- [Selected extract]
• • • • • • •

# Old ungrounded two-prong outlets



## D725A (Jul 8, 2012)

Parents have a 1950s house in NY; most of the electrical outlets are the old two-prong, ungrounded type. The cable is old romex type with no third wire, so the ground screw of each receptacle is unconnected. When the outlet is tested it comes up 'open ground'. Been this way for years with no incident. Except that nowadays things are done much more safely. (As you all know in even older houses, if the cable is BX, a ground is available from the shielding.)

As the house will be sold in a few years, I asked the electrician about the cost of converting all the outlets, and it's quite expensive. The new owners can certainly deal with this. If I was going to buy a house and knew that I'd have to start chopping almost every wall in the house to put through new lines at signficant cost that might make me hesitate.

What are the potential safety hazards here?(Years ago some electrician must have installed about a dozen 'false' three-way receptacles, which come in handy for certain appliances with the three prongs.) One we can remove the false three-prong receptacles or two we can bring the house up to date or three leave it all alone and let the new owners deal with it.

Note: a number of strategic outlets are grounded but vast majority are not.


----------



## kok328 (Jul 8, 2012)

I would go with options 1 & 3.


----------



## NorthernSparky (Jul 8, 2012)

I would just leave the whole system alone, especially if you have no plans on keeping the house.  The dozen or so receptacles that were replaced, are not hurting anything, they are just not doing anything either.


----------



## D725A (Jul 8, 2012)

Thanks for the replies. I guess from reading the other threads on this subject, it would seem that the replaced false three-prongs should at least be labeled 'no equipment ground present'.


----------



## nealtw (Jul 8, 2012)

When sold, the house will be ready for a face lift anyway so a few thousand kick back to the buyer will work. If your worried about safety for your parents you could install a few gfi plugs, they will work on two wire.

• • • • • • •

- [Box coordinate listings]
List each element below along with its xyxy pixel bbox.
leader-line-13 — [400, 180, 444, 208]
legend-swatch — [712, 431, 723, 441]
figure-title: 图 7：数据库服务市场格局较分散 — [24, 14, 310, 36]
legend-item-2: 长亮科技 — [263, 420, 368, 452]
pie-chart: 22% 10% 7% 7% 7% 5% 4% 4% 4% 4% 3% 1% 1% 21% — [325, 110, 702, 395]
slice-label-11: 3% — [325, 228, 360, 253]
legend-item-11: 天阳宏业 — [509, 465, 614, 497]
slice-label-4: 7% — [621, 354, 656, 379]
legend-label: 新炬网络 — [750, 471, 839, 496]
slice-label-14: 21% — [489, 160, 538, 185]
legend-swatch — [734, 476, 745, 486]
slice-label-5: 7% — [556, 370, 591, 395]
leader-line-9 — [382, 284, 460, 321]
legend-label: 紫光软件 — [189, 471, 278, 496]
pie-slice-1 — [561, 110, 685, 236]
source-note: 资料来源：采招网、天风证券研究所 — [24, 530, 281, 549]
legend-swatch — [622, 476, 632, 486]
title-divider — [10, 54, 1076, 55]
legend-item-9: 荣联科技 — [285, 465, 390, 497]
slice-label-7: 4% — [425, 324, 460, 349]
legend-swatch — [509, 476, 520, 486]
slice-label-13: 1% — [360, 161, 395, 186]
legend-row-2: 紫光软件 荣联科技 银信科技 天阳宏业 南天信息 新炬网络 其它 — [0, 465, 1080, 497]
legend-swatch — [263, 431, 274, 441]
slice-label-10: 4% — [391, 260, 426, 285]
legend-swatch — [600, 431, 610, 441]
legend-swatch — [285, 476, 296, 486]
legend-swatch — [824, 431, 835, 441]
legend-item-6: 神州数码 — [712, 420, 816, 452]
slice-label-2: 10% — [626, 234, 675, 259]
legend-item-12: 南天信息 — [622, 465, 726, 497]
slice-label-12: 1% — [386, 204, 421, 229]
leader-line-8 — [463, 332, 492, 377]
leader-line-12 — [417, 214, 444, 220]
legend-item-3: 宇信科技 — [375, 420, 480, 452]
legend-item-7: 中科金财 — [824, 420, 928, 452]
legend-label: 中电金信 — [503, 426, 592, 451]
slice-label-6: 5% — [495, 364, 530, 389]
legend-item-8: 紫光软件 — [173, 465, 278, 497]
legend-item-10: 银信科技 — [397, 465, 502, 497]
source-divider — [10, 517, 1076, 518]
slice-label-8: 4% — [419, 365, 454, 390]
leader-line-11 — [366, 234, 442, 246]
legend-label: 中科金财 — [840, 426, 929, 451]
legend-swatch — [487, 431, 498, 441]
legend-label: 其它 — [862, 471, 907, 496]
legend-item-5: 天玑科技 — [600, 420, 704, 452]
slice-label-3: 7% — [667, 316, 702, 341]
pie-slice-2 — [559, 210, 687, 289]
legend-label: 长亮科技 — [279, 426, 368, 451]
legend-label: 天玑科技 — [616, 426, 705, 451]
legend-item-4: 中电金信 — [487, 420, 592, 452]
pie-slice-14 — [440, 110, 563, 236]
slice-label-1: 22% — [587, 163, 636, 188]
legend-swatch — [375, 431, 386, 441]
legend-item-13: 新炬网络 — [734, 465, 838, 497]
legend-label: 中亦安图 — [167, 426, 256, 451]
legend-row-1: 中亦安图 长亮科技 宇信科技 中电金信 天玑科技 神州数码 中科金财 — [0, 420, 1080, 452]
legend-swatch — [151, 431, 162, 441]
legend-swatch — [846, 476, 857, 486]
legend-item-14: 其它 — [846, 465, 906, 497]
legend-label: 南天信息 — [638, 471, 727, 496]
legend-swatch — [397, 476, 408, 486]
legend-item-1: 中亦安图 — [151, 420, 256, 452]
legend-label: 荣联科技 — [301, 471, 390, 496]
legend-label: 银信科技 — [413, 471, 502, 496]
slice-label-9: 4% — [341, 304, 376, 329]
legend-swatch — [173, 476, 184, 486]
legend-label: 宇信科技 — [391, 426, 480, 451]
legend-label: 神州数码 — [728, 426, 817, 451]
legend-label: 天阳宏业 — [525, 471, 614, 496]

• • • • • • •

- [Tasks to perform]
1: Answer these questions about the forum thread on ungrounded two-prong outlets:
(a) What result does a tester give when the outlets in the parents' house are checked?
(b) What label does D725A think the false three-prong receptacles should carry?
(c) What does nealtw suggest installing for the parents' safety?
2: Continue the forum thread on ungrounded two-prong outlets from where it stops.
These records come from a different source than the text.

- [Final results]
1:
(a) 'Open ground'.
(b) 'No equipment ground present'.
(c) A few GFI plugs.

2:
----------



## CallMeVilla (Jul 9, 2012)

Modern electronics are sensitive to no grounding, particularly in lightening-prone areas.  That includes computers, flat screen TVs, and all the other toys.  The cost of wall chopping and re-wiring is expensive so you have to weigh the risk against the possibility of a catastropic failure.

Tough call in your case.


----------



## asbestos (Jul 9, 2012)

I have a house that is 1950's and so no grounded outlets (except for a few in the kitchen grounded with a 14GA wire run outside the romex) I was told by my friend (licensed electrician) that replacing those outlets with a GFCI is acceptable. Still no ground so should be labeled as such, but a convenience.


----------



## NorthernSparky (Jul 9, 2012)

If you are going to install GFCI, just know they are for protecting that plug and all devices down the line.  If you put more than 1 GFCI on a circuit they are going to trip off each other. 

The only reason I said to leave it alone is that once you start changing plugs and such, your system is no longer in the grandfather clause (it was done to code in the 1950's and that stand until anything is updated).  

If you are going to do anything do it right and have a licensed electrician pull the entire house, upgrade the panel and I would assume change the service.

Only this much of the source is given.